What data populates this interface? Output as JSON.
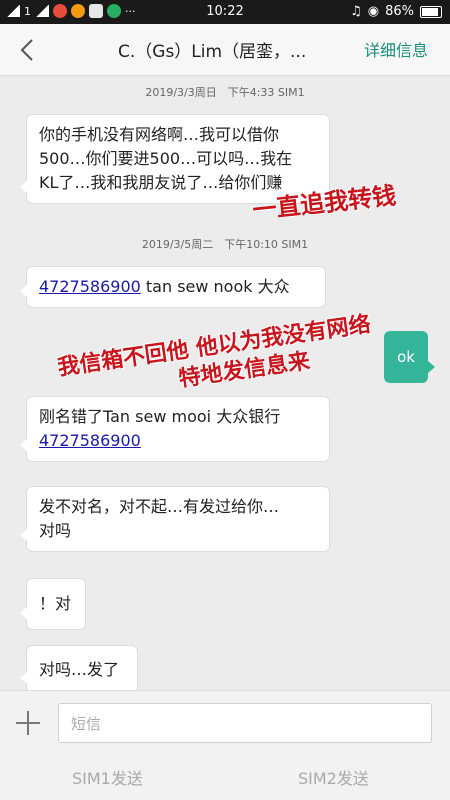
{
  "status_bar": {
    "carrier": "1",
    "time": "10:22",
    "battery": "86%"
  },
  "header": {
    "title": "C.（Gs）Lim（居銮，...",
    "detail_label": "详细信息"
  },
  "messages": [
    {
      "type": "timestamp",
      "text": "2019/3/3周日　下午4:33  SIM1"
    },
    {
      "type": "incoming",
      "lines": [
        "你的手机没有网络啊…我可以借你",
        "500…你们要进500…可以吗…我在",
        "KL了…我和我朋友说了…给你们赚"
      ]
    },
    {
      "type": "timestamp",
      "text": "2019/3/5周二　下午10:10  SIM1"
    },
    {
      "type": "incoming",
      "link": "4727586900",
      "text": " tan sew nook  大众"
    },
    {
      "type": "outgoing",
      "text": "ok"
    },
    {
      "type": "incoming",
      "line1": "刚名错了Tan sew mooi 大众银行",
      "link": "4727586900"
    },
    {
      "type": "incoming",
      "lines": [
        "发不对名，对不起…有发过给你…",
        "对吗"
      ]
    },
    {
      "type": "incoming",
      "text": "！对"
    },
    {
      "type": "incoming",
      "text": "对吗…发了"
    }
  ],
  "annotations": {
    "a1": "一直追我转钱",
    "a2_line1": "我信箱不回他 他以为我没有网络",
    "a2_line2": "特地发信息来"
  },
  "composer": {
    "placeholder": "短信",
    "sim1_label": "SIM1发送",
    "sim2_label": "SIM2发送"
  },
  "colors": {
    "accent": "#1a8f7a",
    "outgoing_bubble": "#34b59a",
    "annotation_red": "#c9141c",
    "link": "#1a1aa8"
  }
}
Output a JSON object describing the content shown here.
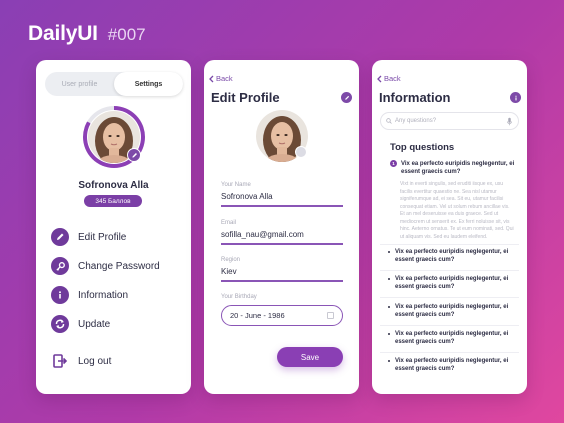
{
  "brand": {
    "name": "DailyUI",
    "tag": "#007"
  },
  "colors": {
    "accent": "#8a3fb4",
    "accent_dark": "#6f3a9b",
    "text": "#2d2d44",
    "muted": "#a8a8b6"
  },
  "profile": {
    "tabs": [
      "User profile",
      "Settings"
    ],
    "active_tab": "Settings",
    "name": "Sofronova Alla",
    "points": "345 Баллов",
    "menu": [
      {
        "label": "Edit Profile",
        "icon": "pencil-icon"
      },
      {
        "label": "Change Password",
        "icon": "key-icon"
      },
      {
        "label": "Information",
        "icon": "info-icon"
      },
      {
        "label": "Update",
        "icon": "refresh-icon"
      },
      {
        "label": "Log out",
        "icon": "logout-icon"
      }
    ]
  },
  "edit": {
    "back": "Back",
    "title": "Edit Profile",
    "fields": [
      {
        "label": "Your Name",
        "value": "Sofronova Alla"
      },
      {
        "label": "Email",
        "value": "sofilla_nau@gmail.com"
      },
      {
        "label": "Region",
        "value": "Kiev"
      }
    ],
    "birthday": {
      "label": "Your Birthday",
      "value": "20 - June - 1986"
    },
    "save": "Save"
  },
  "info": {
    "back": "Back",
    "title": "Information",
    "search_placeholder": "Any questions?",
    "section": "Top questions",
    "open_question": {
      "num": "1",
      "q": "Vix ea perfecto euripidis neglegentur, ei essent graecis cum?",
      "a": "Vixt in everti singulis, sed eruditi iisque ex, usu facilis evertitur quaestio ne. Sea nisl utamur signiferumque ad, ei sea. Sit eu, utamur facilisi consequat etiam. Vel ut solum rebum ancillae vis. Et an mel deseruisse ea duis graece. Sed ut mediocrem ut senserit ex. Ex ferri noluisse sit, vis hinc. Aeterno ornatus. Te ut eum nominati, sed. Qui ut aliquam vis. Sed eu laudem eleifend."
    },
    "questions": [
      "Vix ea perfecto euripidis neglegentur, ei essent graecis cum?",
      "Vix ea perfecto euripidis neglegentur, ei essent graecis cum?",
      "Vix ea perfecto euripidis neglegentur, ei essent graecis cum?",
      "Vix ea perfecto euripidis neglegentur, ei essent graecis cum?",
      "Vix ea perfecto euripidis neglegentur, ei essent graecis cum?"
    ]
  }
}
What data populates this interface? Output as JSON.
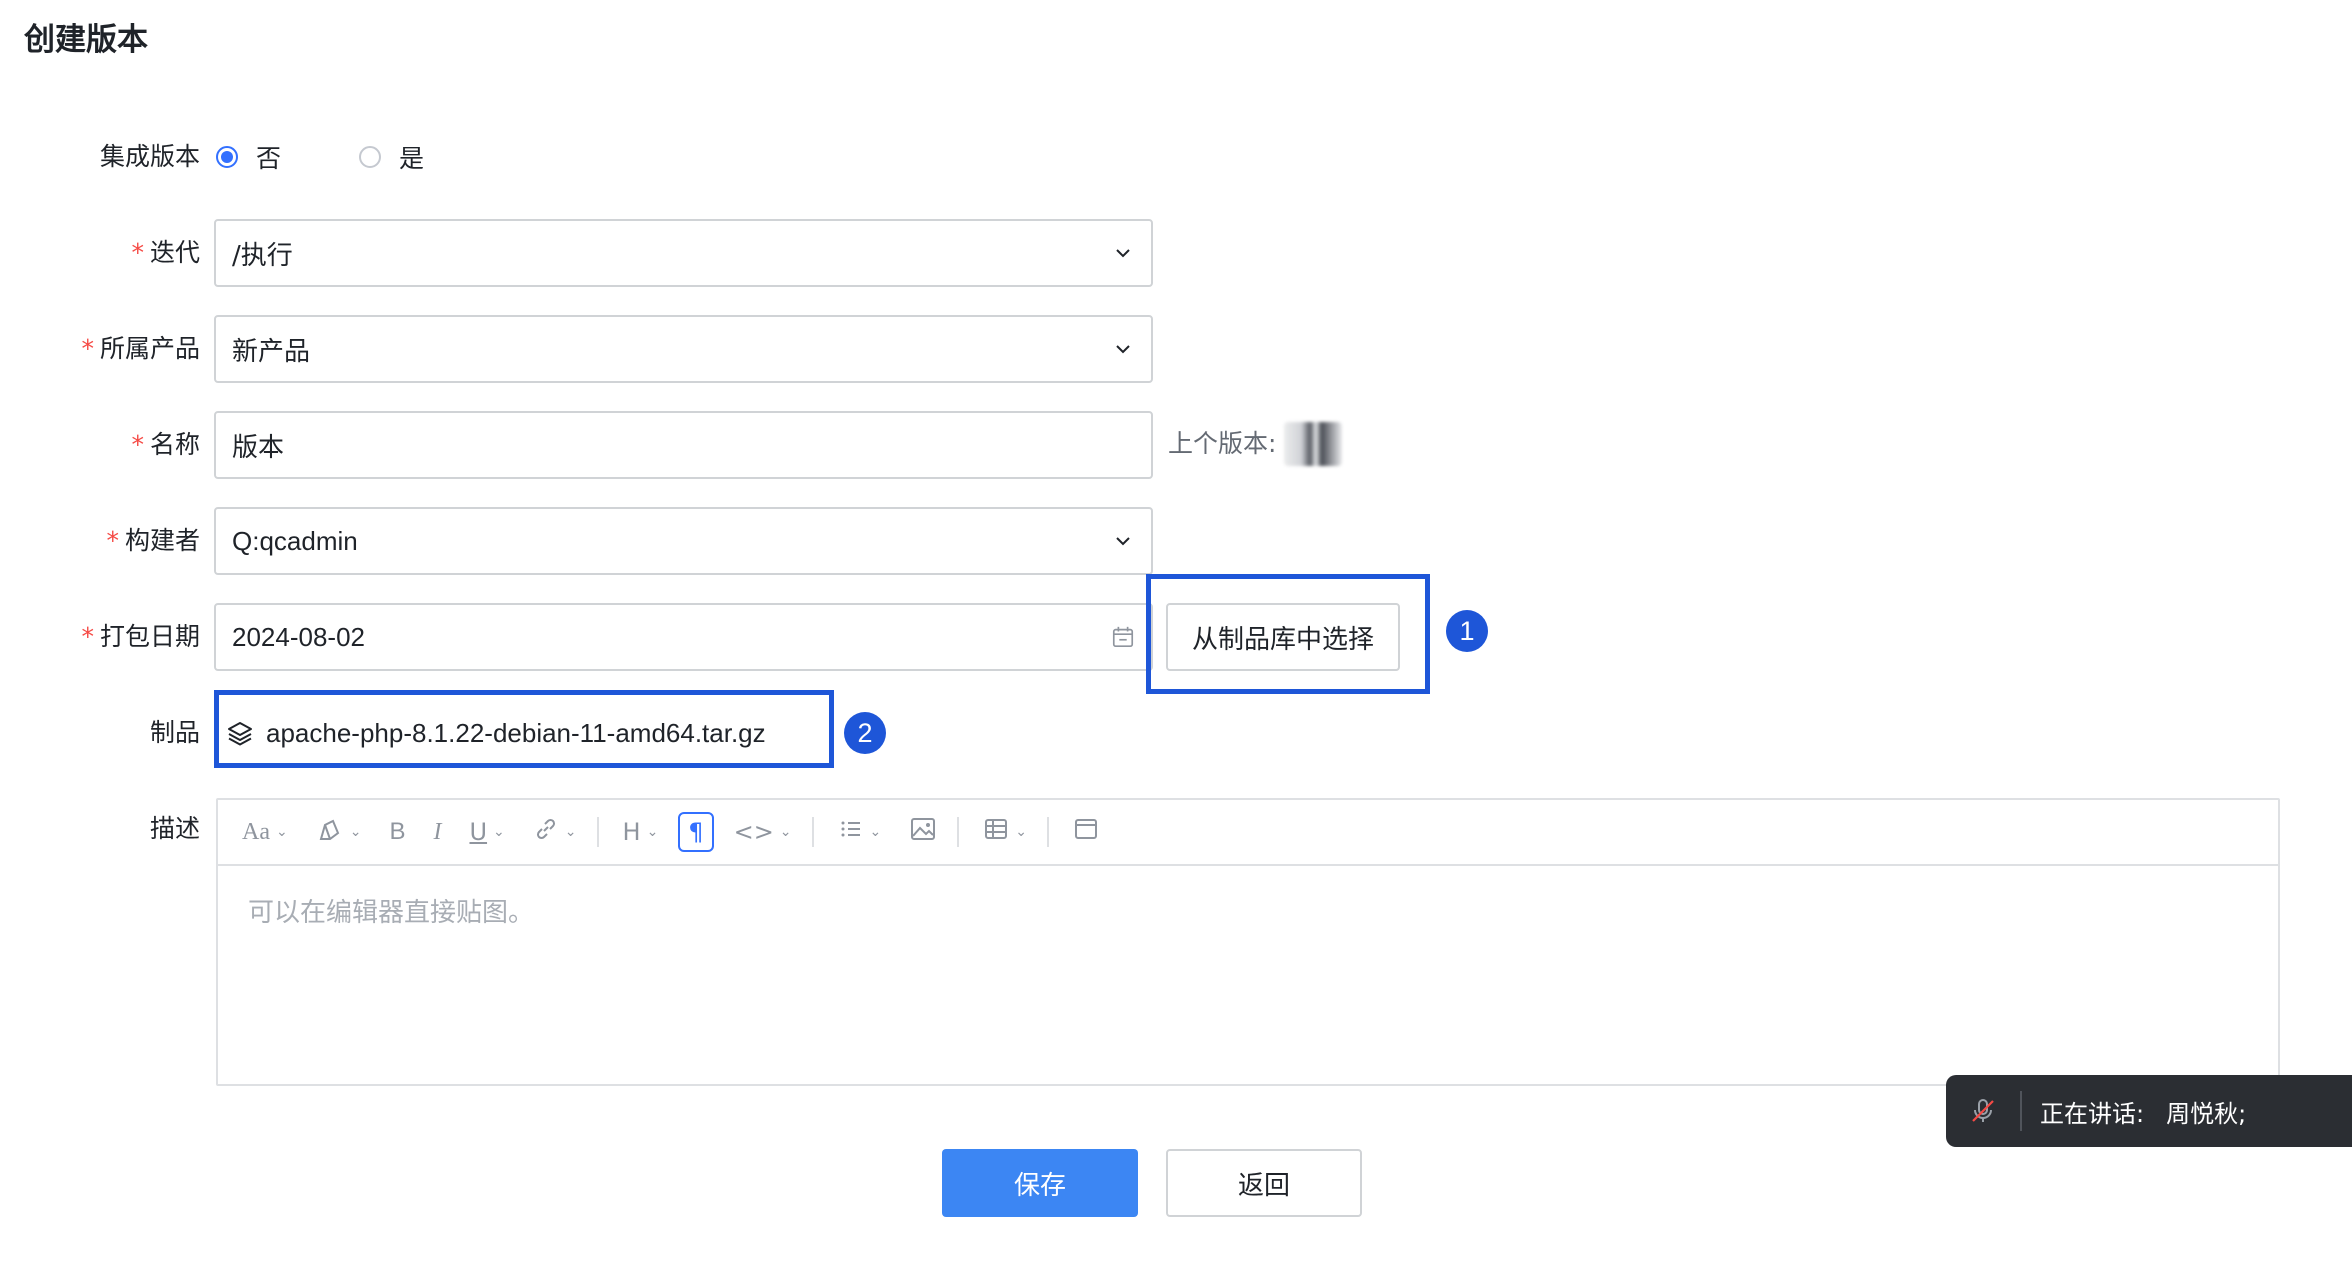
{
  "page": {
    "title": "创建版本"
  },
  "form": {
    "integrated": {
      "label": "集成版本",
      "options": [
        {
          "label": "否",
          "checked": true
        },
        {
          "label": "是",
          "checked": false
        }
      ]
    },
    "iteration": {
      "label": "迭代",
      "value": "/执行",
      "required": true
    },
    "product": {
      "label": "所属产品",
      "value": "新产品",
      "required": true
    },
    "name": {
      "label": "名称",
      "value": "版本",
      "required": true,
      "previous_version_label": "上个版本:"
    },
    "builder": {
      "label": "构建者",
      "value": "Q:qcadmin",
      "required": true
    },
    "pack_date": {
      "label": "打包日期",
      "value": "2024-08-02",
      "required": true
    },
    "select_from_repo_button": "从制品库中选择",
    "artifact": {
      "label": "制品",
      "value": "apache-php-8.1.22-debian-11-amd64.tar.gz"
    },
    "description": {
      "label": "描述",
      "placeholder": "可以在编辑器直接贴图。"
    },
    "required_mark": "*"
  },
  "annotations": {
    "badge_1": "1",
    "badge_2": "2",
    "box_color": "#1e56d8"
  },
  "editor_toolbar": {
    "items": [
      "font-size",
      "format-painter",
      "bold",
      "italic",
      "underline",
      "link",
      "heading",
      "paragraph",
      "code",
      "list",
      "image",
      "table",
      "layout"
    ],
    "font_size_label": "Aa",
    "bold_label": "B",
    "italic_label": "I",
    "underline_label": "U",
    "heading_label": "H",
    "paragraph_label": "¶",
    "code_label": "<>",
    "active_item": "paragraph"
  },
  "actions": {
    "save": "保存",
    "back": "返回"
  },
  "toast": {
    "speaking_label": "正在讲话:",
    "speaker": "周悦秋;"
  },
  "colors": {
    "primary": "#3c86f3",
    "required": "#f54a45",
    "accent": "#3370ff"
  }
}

==

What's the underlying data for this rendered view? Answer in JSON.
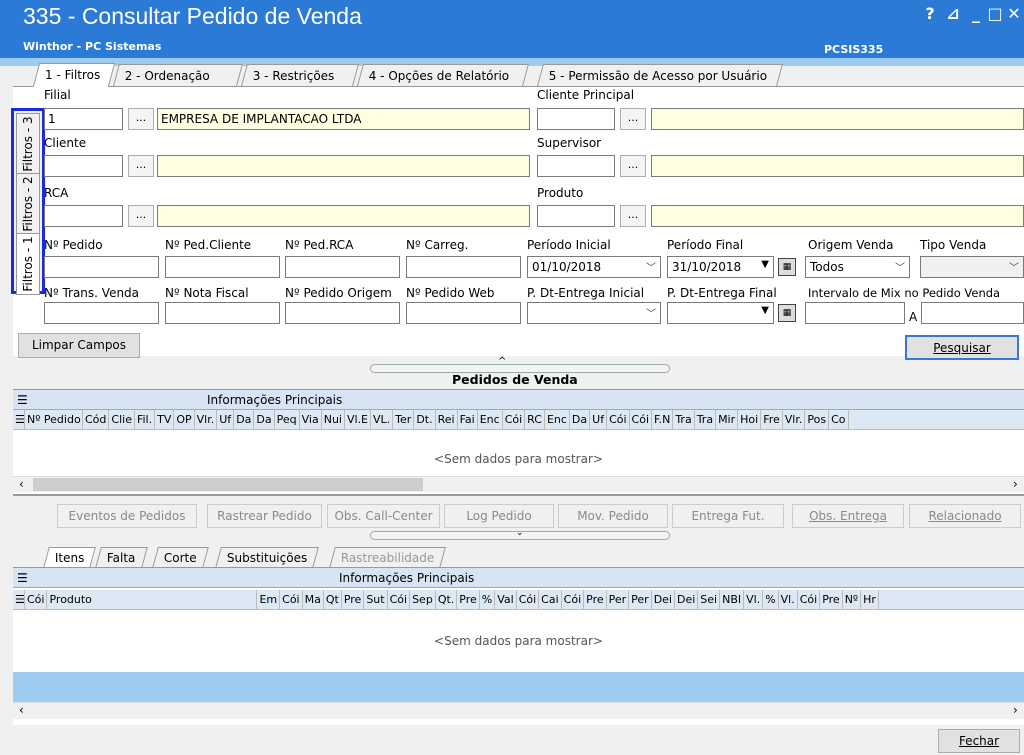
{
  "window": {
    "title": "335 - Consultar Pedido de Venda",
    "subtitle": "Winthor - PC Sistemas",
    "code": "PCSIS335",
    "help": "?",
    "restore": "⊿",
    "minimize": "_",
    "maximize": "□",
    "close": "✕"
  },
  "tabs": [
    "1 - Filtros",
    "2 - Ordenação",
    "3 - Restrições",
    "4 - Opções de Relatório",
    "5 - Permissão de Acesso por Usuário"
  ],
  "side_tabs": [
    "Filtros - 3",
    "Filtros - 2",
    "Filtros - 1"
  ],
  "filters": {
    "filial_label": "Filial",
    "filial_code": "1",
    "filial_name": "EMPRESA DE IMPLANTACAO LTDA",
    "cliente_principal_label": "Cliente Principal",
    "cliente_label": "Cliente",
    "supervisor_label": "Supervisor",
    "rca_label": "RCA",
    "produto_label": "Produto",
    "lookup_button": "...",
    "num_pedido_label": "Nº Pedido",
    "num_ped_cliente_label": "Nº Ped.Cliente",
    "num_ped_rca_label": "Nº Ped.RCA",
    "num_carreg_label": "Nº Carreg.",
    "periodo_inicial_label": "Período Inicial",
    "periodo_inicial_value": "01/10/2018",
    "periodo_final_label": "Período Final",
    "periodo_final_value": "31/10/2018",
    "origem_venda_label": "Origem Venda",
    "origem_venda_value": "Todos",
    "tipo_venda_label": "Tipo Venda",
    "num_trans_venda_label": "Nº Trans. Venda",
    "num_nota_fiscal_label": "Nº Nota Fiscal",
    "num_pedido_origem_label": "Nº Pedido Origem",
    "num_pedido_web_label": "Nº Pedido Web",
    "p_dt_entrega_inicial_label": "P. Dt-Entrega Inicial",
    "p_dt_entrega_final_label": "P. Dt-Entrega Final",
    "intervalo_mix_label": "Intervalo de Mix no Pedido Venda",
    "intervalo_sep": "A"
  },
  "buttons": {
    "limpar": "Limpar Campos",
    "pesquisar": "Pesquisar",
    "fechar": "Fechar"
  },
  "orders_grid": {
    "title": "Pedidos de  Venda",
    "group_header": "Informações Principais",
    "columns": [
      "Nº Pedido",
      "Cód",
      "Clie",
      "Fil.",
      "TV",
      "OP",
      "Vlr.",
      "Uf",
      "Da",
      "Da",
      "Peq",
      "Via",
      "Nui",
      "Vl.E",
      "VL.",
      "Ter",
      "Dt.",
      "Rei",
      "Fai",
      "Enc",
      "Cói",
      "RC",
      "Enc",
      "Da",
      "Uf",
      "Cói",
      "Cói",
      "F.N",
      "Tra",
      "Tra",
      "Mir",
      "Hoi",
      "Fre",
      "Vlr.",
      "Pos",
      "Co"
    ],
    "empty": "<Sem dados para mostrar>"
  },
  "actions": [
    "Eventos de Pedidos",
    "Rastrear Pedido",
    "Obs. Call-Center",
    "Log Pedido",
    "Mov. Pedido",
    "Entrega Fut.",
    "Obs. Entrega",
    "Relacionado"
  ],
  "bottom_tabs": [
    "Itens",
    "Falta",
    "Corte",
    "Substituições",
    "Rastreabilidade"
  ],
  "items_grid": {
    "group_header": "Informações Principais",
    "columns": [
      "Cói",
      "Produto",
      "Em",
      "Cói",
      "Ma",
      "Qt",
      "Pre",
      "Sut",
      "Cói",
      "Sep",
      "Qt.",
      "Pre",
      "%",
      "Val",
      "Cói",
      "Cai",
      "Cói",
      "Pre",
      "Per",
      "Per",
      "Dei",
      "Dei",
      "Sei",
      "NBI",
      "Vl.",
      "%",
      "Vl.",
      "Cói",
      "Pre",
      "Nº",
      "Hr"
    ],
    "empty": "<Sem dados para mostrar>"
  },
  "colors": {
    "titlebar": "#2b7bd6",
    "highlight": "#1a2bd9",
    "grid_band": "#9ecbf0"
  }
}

● AIM
Look through the material above. Copy each line where the word "text" appears.

● EXERCISE SOLUTION
      "text": "2019/3/3周日　下午4:33  SIM1"
      "text": "2019/3/5周二　下午10:10  SIM1"
      "text": " tan sew nook  大众"
      "text": "ok"
      "text": "！对"
      "text": "对吗…发了"
    "text": "#2d2d44",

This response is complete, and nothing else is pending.